• [EXERCISE PROMPT]: Look at the entries below and reproduce them exactly.

• [EXTRACTED ENTRIES]:

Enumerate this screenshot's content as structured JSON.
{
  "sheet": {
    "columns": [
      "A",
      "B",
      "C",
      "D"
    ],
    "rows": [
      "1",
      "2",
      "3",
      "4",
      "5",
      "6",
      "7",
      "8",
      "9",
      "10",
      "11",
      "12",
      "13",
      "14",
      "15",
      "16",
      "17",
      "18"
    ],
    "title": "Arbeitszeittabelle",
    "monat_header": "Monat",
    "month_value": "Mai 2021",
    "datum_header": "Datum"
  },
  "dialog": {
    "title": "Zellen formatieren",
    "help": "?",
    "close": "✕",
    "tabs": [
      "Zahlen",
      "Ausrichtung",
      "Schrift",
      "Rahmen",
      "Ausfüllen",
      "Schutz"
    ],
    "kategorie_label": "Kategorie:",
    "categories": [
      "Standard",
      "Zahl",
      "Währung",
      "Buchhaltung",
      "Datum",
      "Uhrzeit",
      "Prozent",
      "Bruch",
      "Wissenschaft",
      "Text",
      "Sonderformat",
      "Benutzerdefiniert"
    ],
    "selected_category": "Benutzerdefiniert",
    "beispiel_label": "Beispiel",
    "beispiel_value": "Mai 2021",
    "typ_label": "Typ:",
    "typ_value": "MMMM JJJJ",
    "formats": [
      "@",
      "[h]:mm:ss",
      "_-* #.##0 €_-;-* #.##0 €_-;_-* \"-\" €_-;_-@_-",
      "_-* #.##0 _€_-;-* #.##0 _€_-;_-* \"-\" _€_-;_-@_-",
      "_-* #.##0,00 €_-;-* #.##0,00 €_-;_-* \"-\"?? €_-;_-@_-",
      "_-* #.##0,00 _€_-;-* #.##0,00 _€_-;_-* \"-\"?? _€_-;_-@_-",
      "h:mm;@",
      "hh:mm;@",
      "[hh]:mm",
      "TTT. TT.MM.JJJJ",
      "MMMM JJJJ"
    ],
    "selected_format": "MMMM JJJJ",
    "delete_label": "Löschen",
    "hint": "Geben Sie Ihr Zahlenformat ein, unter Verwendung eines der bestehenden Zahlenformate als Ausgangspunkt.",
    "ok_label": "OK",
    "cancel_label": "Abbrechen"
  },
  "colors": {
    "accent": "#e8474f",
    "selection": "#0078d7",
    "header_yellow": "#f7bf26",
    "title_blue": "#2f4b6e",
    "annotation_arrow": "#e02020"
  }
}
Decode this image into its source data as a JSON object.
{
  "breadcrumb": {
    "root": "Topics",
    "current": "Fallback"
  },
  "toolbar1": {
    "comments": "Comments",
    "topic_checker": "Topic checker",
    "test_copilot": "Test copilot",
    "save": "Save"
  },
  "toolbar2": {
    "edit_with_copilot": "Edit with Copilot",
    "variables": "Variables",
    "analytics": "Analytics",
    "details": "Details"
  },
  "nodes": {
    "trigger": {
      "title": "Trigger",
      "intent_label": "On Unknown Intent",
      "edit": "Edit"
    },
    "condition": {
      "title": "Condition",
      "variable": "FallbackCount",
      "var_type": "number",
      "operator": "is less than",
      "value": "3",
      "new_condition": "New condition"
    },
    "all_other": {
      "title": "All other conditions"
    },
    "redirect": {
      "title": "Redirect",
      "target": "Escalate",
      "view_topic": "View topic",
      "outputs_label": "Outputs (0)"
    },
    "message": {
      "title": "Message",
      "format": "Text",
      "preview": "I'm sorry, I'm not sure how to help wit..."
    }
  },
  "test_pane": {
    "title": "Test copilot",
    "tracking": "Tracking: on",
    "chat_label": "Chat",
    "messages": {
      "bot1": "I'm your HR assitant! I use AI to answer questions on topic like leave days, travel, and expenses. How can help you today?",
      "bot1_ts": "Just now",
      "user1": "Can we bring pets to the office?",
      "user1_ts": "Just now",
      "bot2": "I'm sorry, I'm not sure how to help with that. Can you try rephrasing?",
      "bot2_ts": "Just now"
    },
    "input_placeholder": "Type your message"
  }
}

• [RESPONSE TO THIS TASK]:
Enumerate this screenshot's content as structured JSON.
{
  "sheet": {
    "columns": [
      "A",
      "B",
      "C",
      "D"
    ],
    "rows": [
      "1",
      "2",
      "3",
      "4",
      "5",
      "6",
      "7",
      "8",
      "9",
      "10",
      "11",
      "12",
      "13",
      "14",
      "15",
      "16",
      "17",
      "18"
    ],
    "title": "Arbeitszeittabelle",
    "monat_header": "Monat",
    "month_value": "Mai 2021",
    "datum_header": "Datum"
  },
  "dialog": {
    "title": "Zellen formatieren",
    "help": "?",
    "close": "✕",
    "tabs": [
      "Zahlen",
      "Ausrichtung",
      "Schrift",
      "Rahmen",
      "Ausfüllen",
      "Schutz"
    ],
    "kategorie_label": "Kategorie:",
    "categories": [
      "Standard",
      "Zahl",
      "Währung",
      "Buchhaltung",
      "Datum",
      "Uhrzeit",
      "Prozent",
      "Bruch",
      "Wissenschaft",
      "Text",
      "Sonderformat",
      "Benutzerdefiniert"
    ],
    "selected_category": "Benutzerdefiniert",
    "beispiel_label": "Beispiel",
    "beispiel_value": "Mai 2021",
    "typ_label": "Typ:",
    "typ_value": "MMMM JJJJ",
    "formats": [
      "@",
      "[h]:mm:ss",
      "_-* #.##0 €_-;-* #.##0 €_-;_-* \"-\" €_-;_-@_-",
      "_-* #.##0 _€_-;-* #.##0 _€_-;_-* \"-\" _€_-;_-@_-",
      "_-* #.##0,00 €_-;-* #.##0,00 €_-;_-* \"-\"?? €_-;_-@_-",
      "_-* #.##0,00 _€_-;-* #.##0,00 _€_-;_-* \"-\"?? _€_-;_-@_-",
      "h:mm;@",
      "hh:mm;@",
      "[hh]:mm",
      "TTT. TT.MM.JJJJ",
      "MMMM JJJJ"
    ],
    "selected_format": "MMMM JJJJ",
    "delete_label": "Löschen",
    "hint": "Geben Sie Ihr Zahlenformat ein, unter Verwendung eines der bestehenden Zahlenformate als Ausgangspunkt.",
    "ok_label": "OK",
    "cancel_label": "Abbrechen"
  },
  "colors": {
    "accent": "#e8474f",
    "selection": "#0078d7",
    "header_yellow": "#f7bf26",
    "title_blue": "#2f4b6e",
    "annotation_arrow": "#e02020"
  }
}
Decode this image into its source data as a JSON object.
{
  "breadcrumb": {
    "root": "Topics",
    "current": "Fallback"
  },
  "toolbar1": {
    "comments": "Comments",
    "topic_checker": "Topic checker",
    "test_copilot": "Test copilot",
    "save": "Save"
  },
  "toolbar2": {
    "edit_with_copilot": "Edit with Copilot",
    "variables": "Variables",
    "analytics": "Analytics",
    "details": "Details"
  },
  "nodes": {
    "trigger": {
      "title": "Trigger",
      "intent_label": "On Unknown Intent",
      "edit": "Edit"
    },
    "condition": {
      "title": "Condition",
      "variable": "FallbackCount",
      "var_type": "number",
      "operator": "is less than",
      "value": "3",
      "new_condition": "New condition"
    },
    "all_other": {
      "title": "All other conditions"
    },
    "redirect": {
      "title": "Redirect",
      "target": "Escalate",
      "view_topic": "View topic",
      "outputs_label": "Outputs (0)"
    },
    "message": {
      "title": "Message",
      "format": "Text",
      "preview": "I'm sorry, I'm not sure how to help wit..."
    }
  },
  "test_pane": {
    "title": "Test copilot",
    "tracking": "Tracking: on",
    "chat_label": "Chat",
    "messages": {
      "bot1": "I'm your HR assitant! I use AI to answer questions on topic like leave days, travel, and expenses. How can help you today?",
      "bot1_ts": "Just now",
      "user1": "Can we bring pets to the office?",
      "user1_ts": "Just now",
      "bot2": "I'm sorry, I'm not sure how to help with that. Can you try rephrasing?",
      "bot2_ts": "Just now"
    },
    "input_placeholder": "Type your message"
  }
}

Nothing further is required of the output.